** Start DATA EXTRACT **
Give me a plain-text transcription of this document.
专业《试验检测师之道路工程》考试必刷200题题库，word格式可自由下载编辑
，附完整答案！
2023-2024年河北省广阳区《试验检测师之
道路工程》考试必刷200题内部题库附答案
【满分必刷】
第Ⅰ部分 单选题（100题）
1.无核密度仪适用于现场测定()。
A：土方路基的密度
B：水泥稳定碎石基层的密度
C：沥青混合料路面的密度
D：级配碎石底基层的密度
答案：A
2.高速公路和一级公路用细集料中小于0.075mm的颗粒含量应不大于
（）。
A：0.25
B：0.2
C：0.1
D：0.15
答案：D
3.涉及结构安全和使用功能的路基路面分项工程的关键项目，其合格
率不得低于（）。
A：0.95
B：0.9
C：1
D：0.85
** End DATA EXTRACT **
GIVEN INSTRUCTION: Your task is to return the full listing exactly as it was given.

OUTPUT:
Give me a plain-text transcription of this document.
专业《试验检测师之道路工程》考试必刷200题题库，word格式可自由下载编辑
，附完整答案！
2023-2024年河北省广阳区《试验检测师之
道路工程》考试必刷200题内部题库附答案
【满分必刷】
第Ⅰ部分 单选题（100题）
1.无核密度仪适用于现场测定()。
A：土方路基的密度
B：水泥稳定碎石基层的密度
C：沥青混合料路面的密度
D：级配碎石底基层的密度
答案：A
2.高速公路和一级公路用细集料中小于0.075mm的颗粒含量应不大于
（）。
A：0.25
B：0.2
C：0.1
D：0.15
答案：D
3.涉及结构安全和使用功能的路基路面分项工程的关键项目，其合格
率不得低于（）。
A：0.95
B：0.9
C：1
D：0.85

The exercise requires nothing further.